Exercise description:
Write out the entries verbatim and leave the images out of the copy.
--- Start Exercise inputs ---
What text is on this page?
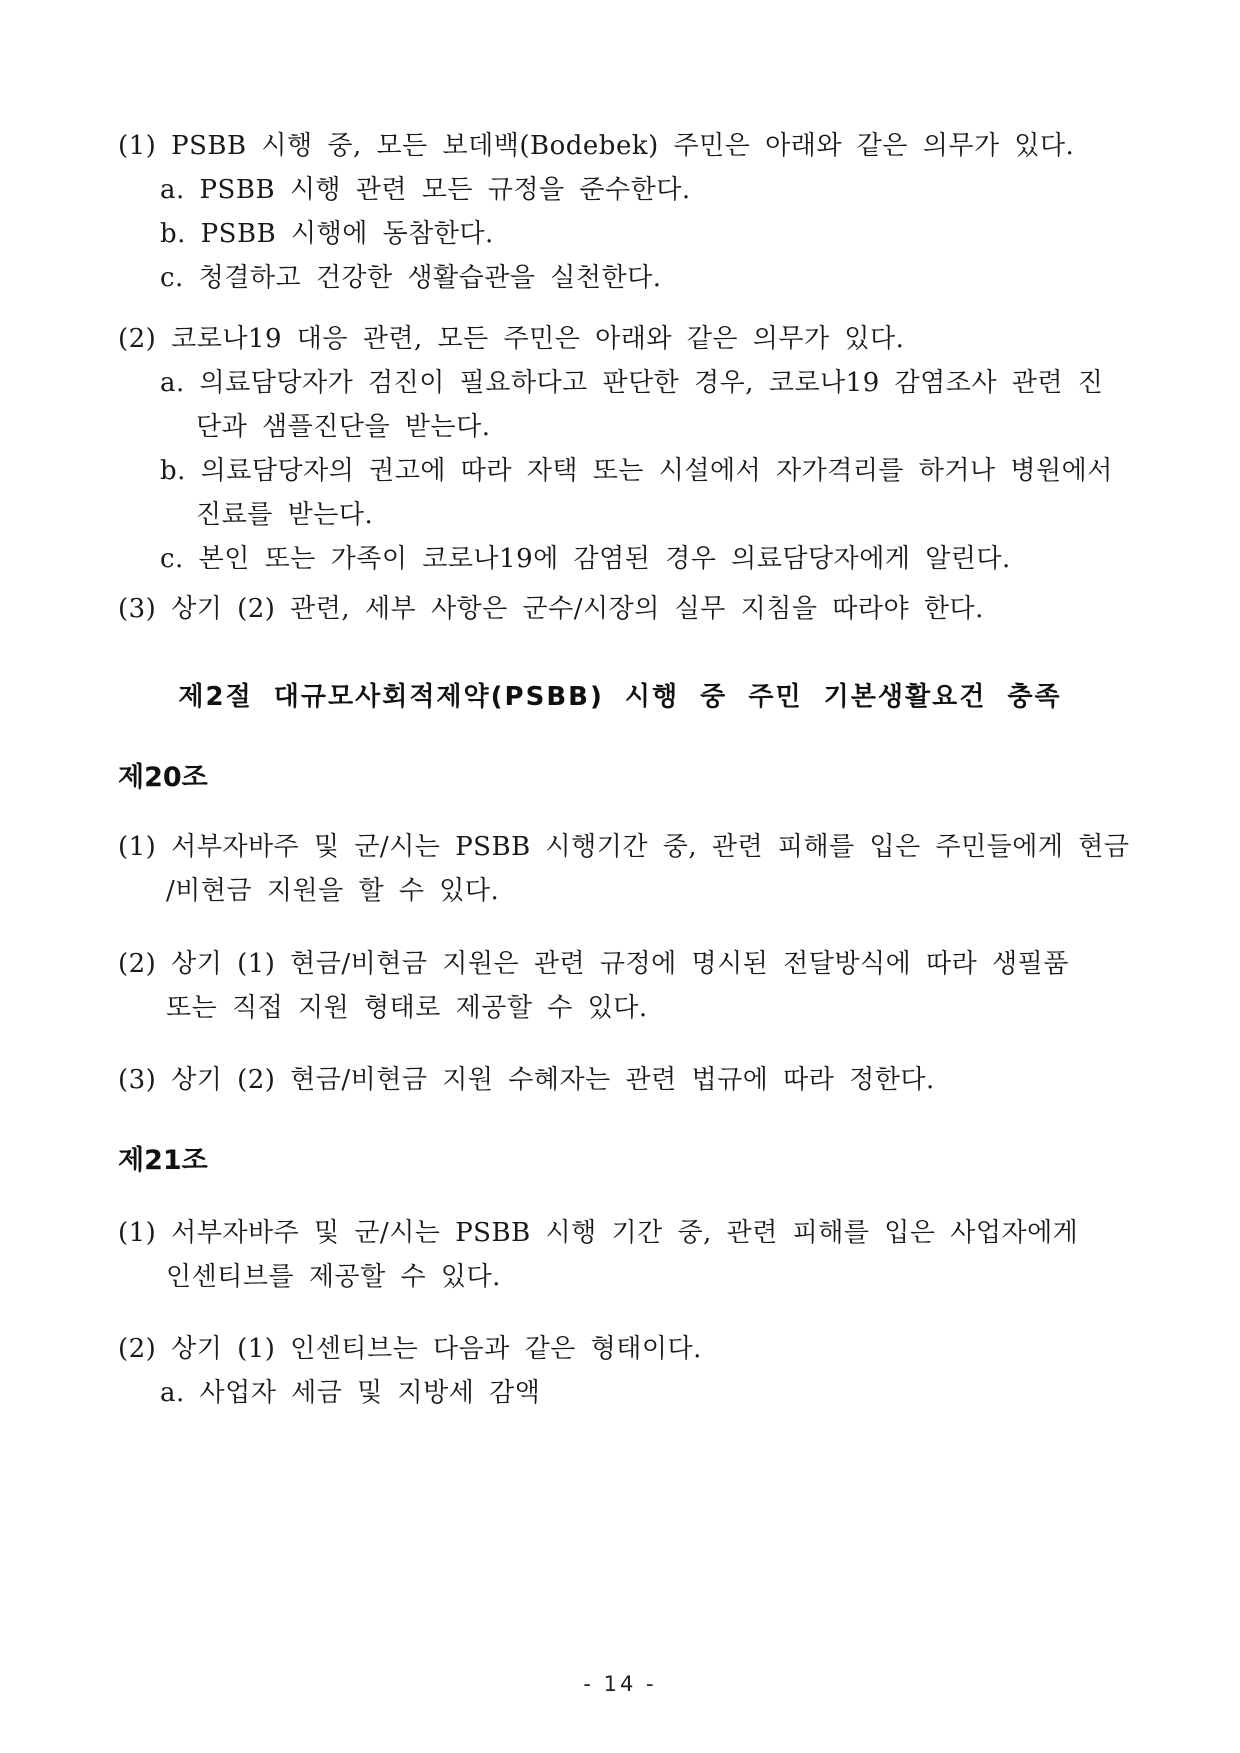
(1) PSBB 시행 중, 모든 보데백(Bodebek) 주민은 아래와 같은 의무가 있다.
a. PSBB 시행 관련 모든 규정을 준수한다.
b. PSBB 시행에 동참한다.
c. 청결하고 건강한 생활습관을 실천한다.
(2) 코로나19 대응 관련, 모든 주민은 아래와 같은 의무가 있다.
a. 의료담당자가 검진이 필요하다고 판단한 경우, 코로나19 감염조사 관련 진
단과 샘플진단을 받는다.
b. 의료담당자의 권고에 따라 자택 또는 시설에서 자가격리를 하거나 병원에서
진료를 받는다.
c. 본인 또는 가족이 코로나19에 감염된 경우 의료담당자에게 알린다.
(3) 상기 (2) 관련, 세부 사항은 군수/시장의 실무 지침을 따라야 한다.
제2절 대규모사회적제약(PSBB) 시행 중 주민 기본생활요건 충족
제20조
(1) 서부자바주 및 군/시는 PSBB 시행기간 중, 관련 피해를 입은 주민들에게 현금
/비현금 지원을 할 수 있다.
(2) 상기 (1) 현금/비현금 지원은 관련 규정에 명시된 전달방식에 따라 생필품
또는 직접 지원 형태로 제공할 수 있다.
(3) 상기 (2) 현금/비현금 지원 수혜자는 관련 법규에 따라 정한다.
제21조
(1) 서부자바주 및 군/시는 PSBB 시행 기간 중, 관련 피해를 입은 사업자에게
인센티브를 제공할 수 있다.
(2) 상기 (1) 인센티브는 다음과 같은 형태이다.
a. 사업자 세금 및 지방세 감액
- 14 -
--- End Exercise inputs ---
Worked answer:
What text is on this page?
(1) PSBB 시행 중, 모든 보데백(Bodebek) 주민은 아래와 같은 의무가 있다.
a. PSBB 시행 관련 모든 규정을 준수한다.
b. PSBB 시행에 동참한다.
c. 청결하고 건강한 생활습관을 실천한다.
(2) 코로나19 대응 관련, 모든 주민은 아래와 같은 의무가 있다.
a. 의료담당자가 검진이 필요하다고 판단한 경우, 코로나19 감염조사 관련 진
단과 샘플진단을 받는다.
b. 의료담당자의 권고에 따라 자택 또는 시설에서 자가격리를 하거나 병원에서
진료를 받는다.
c. 본인 또는 가족이 코로나19에 감염된 경우 의료담당자에게 알린다.
(3) 상기 (2) 관련, 세부 사항은 군수/시장의 실무 지침을 따라야 한다.
제2절 대규모사회적제약(PSBB) 시행 중 주민 기본생활요건 충족
제20조
(1) 서부자바주 및 군/시는 PSBB 시행기간 중, 관련 피해를 입은 주민들에게 현금
/비현금 지원을 할 수 있다.
(2) 상기 (1) 현금/비현금 지원은 관련 규정에 명시된 전달방식에 따라 생필품
또는 직접 지원 형태로 제공할 수 있다.
(3) 상기 (2) 현금/비현금 지원 수혜자는 관련 법규에 따라 정한다.
제21조
(1) 서부자바주 및 군/시는 PSBB 시행 기간 중, 관련 피해를 입은 사업자에게
인센티브를 제공할 수 있다.
(2) 상기 (1) 인센티브는 다음과 같은 형태이다.
a. 사업자 세금 및 지방세 감액
- 14 -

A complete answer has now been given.